• Description of the task: Repeat the listing in full. Nothing may be added or left out.
===== Data
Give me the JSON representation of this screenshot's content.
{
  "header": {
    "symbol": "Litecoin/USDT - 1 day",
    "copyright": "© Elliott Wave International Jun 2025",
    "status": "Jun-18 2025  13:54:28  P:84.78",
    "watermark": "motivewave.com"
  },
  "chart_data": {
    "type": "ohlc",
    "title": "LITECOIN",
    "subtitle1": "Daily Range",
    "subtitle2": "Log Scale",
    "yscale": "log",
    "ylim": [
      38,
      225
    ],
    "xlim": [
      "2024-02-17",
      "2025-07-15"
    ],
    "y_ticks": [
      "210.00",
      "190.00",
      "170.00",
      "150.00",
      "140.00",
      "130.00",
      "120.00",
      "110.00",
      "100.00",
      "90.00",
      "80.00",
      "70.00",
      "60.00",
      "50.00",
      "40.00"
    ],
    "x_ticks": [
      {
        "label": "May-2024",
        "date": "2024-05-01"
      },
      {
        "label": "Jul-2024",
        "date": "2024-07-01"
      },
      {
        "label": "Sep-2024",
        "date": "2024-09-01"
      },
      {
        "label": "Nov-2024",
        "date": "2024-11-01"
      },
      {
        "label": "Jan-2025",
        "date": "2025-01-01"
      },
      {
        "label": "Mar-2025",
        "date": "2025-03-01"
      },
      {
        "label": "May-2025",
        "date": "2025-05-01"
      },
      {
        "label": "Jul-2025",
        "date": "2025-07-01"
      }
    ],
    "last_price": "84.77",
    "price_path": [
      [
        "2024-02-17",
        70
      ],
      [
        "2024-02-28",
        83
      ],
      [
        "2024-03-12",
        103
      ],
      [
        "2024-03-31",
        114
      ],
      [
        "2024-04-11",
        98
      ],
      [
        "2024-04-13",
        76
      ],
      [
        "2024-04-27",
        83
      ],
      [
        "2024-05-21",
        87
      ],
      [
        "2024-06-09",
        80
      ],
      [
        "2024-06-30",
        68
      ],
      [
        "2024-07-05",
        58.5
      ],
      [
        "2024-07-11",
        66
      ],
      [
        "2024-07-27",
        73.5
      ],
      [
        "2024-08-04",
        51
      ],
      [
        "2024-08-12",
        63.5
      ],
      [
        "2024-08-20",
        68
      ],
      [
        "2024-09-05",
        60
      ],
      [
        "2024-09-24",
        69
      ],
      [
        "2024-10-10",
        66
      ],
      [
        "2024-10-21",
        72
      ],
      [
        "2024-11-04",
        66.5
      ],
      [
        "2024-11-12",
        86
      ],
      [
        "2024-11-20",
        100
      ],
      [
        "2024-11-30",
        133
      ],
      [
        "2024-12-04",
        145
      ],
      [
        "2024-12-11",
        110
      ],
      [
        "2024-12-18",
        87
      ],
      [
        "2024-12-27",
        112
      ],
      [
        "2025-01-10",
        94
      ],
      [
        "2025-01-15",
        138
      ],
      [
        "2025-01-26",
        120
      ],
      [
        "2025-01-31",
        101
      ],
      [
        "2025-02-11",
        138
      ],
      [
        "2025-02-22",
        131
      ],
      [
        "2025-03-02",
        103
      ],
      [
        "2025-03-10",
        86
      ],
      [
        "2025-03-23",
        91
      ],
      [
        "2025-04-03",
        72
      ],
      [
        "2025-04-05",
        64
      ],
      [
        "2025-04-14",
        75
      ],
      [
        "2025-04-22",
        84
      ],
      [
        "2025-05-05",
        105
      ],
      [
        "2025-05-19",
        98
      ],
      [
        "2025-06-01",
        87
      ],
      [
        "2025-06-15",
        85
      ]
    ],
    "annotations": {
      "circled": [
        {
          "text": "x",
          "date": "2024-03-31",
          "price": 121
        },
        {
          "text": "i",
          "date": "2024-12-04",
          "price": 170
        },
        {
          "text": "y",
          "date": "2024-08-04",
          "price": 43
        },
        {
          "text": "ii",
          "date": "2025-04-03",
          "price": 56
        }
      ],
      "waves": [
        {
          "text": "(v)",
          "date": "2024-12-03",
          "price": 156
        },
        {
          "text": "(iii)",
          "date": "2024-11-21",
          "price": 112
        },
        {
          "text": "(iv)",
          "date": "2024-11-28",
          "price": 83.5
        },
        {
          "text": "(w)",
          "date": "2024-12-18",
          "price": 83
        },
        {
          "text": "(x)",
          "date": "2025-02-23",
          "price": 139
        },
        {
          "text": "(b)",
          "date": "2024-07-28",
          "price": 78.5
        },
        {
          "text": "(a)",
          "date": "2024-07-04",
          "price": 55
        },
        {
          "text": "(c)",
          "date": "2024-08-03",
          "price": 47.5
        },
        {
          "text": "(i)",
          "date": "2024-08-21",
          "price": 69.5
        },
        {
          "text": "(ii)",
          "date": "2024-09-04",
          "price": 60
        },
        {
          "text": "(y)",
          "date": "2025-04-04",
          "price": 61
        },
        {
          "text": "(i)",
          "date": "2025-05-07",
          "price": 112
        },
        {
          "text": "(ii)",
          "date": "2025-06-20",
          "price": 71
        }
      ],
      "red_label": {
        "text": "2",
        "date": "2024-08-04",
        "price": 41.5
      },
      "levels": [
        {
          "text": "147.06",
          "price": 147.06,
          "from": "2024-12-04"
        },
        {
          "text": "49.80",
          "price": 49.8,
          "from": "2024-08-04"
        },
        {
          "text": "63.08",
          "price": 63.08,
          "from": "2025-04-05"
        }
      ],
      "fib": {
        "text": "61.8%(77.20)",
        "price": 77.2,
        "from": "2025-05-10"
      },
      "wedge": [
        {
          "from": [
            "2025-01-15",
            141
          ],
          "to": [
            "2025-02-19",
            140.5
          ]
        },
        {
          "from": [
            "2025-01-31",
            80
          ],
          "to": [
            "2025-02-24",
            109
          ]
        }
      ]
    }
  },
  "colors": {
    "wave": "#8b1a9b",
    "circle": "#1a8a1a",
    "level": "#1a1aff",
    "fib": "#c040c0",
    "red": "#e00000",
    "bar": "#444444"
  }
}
==========
• Solution:
Give me the JSON representation of this screenshot's content.
{
  "header": {
    "symbol": "Litecoin/USDT - 1 day",
    "copyright": "© Elliott Wave International Jun 2025",
    "status": "Jun-18 2025  13:54:28  P:84.78",
    "watermark": "motivewave.com"
  },
  "chart_data": {
    "type": "ohlc",
    "title": "LITECOIN",
    "subtitle1": "Daily Range",
    "subtitle2": "Log Scale",
    "yscale": "log",
    "ylim": [
      38,
      225
    ],
    "xlim": [
      "2024-02-17",
      "2025-07-15"
    ],
    "y_ticks": [
      "210.00",
      "190.00",
      "170.00",
      "150.00",
      "140.00",
      "130.00",
      "120.00",
      "110.00",
      "100.00",
      "90.00",
      "80.00",
      "70.00",
      "60.00",
      "50.00",
      "40.00"
    ],
    "x_ticks": [
      {
        "label": "May-2024",
        "date": "2024-05-01"
      },
      {
        "label": "Jul-2024",
        "date": "2024-07-01"
      },
      {
        "label": "Sep-2024",
        "date": "2024-09-01"
      },
      {
        "label": "Nov-2024",
        "date": "2024-11-01"
      },
      {
        "label": "Jan-2025",
        "date": "2025-01-01"
      },
      {
        "label": "Mar-2025",
        "date": "2025-03-01"
      },
      {
        "label": "May-2025",
        "date": "2025-05-01"
      },
      {
        "label": "Jul-2025",
        "date": "2025-07-01"
      }
    ],
    "last_price": "84.77",
    "price_path": [
      [
        "2024-02-17",
        70
      ],
      [
        "2024-02-28",
        83
      ],
      [
        "2024-03-12",
        103
      ],
      [
        "2024-03-31",
        114
      ],
      [
        "2024-04-11",
        98
      ],
      [
        "2024-04-13",
        76
      ],
      [
        "2024-04-27",
        83
      ],
      [
        "2024-05-21",
        87
      ],
      [
        "2024-06-09",
        80
      ],
      [
        "2024-06-30",
        68
      ],
      [
        "2024-07-05",
        58.5
      ],
      [
        "2024-07-11",
        66
      ],
      [
        "2024-07-27",
        73.5
      ],
      [
        "2024-08-04",
        51
      ],
      [
        "2024-08-12",
        63.5
      ],
      [
        "2024-08-20",
        68
      ],
      [
        "2024-09-05",
        60
      ],
      [
        "2024-09-24",
        69
      ],
      [
        "2024-10-10",
        66
      ],
      [
        "2024-10-21",
        72
      ],
      [
        "2024-11-04",
        66.5
      ],
      [
        "2024-11-12",
        86
      ],
      [
        "2024-11-20",
        100
      ],
      [
        "2024-11-30",
        133
      ],
      [
        "2024-12-04",
        145
      ],
      [
        "2024-12-11",
        110
      ],
      [
        "2024-12-18",
        87
      ],
      [
        "2024-12-27",
        112
      ],
      [
        "2025-01-10",
        94
      ],
      [
        "2025-01-15",
        138
      ],
      [
        "2025-01-26",
        120
      ],
      [
        "2025-01-31",
        101
      ],
      [
        "2025-02-11",
        138
      ],
      [
        "2025-02-22",
        131
      ],
      [
        "2025-03-02",
        103
      ],
      [
        "2025-03-10",
        86
      ],
      [
        "2025-03-23",
        91
      ],
      [
        "2025-04-03",
        72
      ],
      [
        "2025-04-05",
        64
      ],
      [
        "2025-04-14",
        75
      ],
      [
        "2025-04-22",
        84
      ],
      [
        "2025-05-05",
        105
      ],
      [
        "2025-05-19",
        98
      ],
      [
        "2025-06-01",
        87
      ],
      [
        "2025-06-15",
        85
      ]
    ],
    "annotations": {
      "circled": [
        {
          "text": "x",
          "date": "2024-03-31",
          "price": 121
        },
        {
          "text": "i",
          "date": "2024-12-04",
          "price": 170
        },
        {
          "text": "y",
          "date": "2024-08-04",
          "price": 43
        },
        {
          "text": "ii",
          "date": "2025-04-03",
          "price": 56
        }
      ],
      "waves": [
        {
          "text": "(v)",
          "date": "2024-12-03",
          "price": 156
        },
        {
          "text": "(iii)",
          "date": "2024-11-21",
          "price": 112
        },
        {
          "text": "(iv)",
          "date": "2024-11-28",
          "price": 83.5
        },
        {
          "text": "(w)",
          "date": "2024-12-18",
          "price": 83
        },
        {
          "text": "(x)",
          "date": "2025-02-23",
          "price": 139
        },
        {
          "text": "(b)",
          "date": "2024-07-28",
          "price": 78.5
        },
        {
          "text": "(a)",
          "date": "2024-07-04",
          "price": 55
        },
        {
          "text": "(c)",
          "date": "2024-08-03",
          "price": 47.5
        },
        {
          "text": "(i)",
          "date": "2024-08-21",
          "price": 69.5
        },
        {
          "text": "(ii)",
          "date": "2024-09-04",
          "price": 60
        },
        {
          "text": "(y)",
          "date": "2025-04-04",
          "price": 61
        },
        {
          "text": "(i)",
          "date": "2025-05-07",
          "price": 112
        },
        {
          "text": "(ii)",
          "date": "2025-06-20",
          "price": 71
        }
      ],
      "red_label": {
        "text": "2",
        "date": "2024-08-04",
        "price": 41.5
      },
      "levels": [
        {
          "text": "147.06",
          "price": 147.06,
          "from": "2024-12-04"
        },
        {
          "text": "49.80",
          "price": 49.8,
          "from": "2024-08-04"
        },
        {
          "text": "63.08",
          "price": 63.08,
          "from": "2025-04-05"
        }
      ],
      "fib": {
        "text": "61.8%(77.20)",
        "price": 77.2,
        "from": "2025-05-10"
      },
      "wedge": [
        {
          "from": [
            "2025-01-15",
            141
          ],
          "to": [
            "2025-02-19",
            140.5
          ]
        },
        {
          "from": [
            "2025-01-31",
            80
          ],
          "to": [
            "2025-02-24",
            109
          ]
        }
      ]
    }
  },
  "colors": {
    "wave": "#8b1a9b",
    "circle": "#1a8a1a",
    "level": "#1a1aff",
    "fib": "#c040c0",
    "red": "#e00000",
    "bar": "#444444"
  }
}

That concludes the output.